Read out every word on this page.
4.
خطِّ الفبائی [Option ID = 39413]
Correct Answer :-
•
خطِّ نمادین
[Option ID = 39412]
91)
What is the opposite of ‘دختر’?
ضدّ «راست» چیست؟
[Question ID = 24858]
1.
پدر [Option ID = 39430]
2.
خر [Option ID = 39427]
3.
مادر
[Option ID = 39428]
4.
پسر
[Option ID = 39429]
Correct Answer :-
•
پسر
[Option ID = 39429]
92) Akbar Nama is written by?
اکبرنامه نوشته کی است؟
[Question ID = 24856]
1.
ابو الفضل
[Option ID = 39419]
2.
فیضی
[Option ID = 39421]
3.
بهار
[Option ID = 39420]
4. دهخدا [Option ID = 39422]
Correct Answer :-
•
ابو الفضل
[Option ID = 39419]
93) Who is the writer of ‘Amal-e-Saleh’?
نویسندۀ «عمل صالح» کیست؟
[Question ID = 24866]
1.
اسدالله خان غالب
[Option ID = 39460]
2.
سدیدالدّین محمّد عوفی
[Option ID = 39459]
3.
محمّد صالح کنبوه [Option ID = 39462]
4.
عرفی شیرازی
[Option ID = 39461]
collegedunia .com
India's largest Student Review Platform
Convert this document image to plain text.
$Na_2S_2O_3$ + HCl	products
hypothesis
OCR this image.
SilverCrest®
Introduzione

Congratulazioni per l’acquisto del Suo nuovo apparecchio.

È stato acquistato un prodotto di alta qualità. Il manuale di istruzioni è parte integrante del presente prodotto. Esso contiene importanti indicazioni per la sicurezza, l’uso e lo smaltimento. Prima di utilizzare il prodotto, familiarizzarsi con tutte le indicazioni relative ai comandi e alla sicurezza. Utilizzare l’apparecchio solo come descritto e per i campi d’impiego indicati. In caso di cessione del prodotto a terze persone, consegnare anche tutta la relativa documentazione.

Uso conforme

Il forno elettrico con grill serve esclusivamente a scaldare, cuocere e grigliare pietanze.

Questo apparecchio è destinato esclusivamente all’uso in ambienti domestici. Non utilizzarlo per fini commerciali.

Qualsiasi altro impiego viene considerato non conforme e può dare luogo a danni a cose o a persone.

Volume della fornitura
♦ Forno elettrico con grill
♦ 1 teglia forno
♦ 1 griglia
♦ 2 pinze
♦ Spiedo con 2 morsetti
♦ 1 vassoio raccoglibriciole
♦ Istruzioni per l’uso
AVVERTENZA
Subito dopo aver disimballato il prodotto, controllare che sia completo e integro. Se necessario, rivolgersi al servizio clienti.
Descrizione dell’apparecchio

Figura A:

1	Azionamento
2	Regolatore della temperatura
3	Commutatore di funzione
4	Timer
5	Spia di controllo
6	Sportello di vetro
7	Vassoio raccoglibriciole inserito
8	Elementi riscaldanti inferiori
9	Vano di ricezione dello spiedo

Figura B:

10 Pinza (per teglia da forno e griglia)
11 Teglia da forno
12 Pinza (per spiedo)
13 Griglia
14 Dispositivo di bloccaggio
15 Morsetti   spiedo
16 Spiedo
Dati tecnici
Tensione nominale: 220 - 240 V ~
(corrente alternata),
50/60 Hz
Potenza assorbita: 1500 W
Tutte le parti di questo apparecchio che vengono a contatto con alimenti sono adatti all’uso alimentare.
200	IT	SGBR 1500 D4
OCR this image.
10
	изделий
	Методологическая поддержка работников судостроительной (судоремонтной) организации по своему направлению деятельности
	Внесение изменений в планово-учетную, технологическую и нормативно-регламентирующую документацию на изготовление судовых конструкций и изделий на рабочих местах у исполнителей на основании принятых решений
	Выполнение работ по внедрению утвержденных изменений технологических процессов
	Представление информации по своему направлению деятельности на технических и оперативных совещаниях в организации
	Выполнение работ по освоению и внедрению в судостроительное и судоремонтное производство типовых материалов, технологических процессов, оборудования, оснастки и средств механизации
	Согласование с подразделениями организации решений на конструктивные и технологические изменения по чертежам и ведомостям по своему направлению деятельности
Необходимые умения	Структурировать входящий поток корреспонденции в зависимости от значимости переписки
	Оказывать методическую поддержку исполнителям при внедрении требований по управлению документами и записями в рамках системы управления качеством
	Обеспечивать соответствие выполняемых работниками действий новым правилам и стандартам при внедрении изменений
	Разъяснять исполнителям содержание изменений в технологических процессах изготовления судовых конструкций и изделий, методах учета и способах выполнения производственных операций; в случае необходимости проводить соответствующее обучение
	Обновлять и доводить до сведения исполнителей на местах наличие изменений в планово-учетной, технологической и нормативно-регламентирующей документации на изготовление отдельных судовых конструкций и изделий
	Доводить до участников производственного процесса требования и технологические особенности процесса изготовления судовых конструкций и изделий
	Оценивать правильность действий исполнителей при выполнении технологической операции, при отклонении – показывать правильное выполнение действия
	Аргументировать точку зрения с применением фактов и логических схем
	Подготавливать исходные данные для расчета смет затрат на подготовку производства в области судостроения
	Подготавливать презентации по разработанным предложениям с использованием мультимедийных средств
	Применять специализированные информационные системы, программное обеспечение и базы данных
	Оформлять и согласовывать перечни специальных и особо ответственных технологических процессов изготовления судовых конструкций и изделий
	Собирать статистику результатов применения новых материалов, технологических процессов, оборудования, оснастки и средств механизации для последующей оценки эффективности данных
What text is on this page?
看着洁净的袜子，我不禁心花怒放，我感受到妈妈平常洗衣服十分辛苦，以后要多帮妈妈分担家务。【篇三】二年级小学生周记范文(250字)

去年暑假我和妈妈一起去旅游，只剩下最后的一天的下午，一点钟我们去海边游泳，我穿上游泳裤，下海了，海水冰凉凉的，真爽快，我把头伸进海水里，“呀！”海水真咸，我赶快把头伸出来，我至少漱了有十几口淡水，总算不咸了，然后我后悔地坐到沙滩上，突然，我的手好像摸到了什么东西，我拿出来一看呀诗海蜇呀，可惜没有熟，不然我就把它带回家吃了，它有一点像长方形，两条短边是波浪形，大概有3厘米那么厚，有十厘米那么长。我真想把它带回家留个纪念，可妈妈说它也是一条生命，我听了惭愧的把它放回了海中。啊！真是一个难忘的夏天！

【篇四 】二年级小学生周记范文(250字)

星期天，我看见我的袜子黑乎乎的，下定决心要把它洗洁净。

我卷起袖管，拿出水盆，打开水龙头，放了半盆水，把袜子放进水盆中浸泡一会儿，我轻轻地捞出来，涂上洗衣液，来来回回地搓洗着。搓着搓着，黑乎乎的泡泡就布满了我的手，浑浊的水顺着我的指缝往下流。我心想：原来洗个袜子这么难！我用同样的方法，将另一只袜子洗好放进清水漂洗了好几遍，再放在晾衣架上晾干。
------------------------------
Required task:
Looking at the records above, work out how many lines include the string "page". Give the number and nothing else.

Exercise solution:
2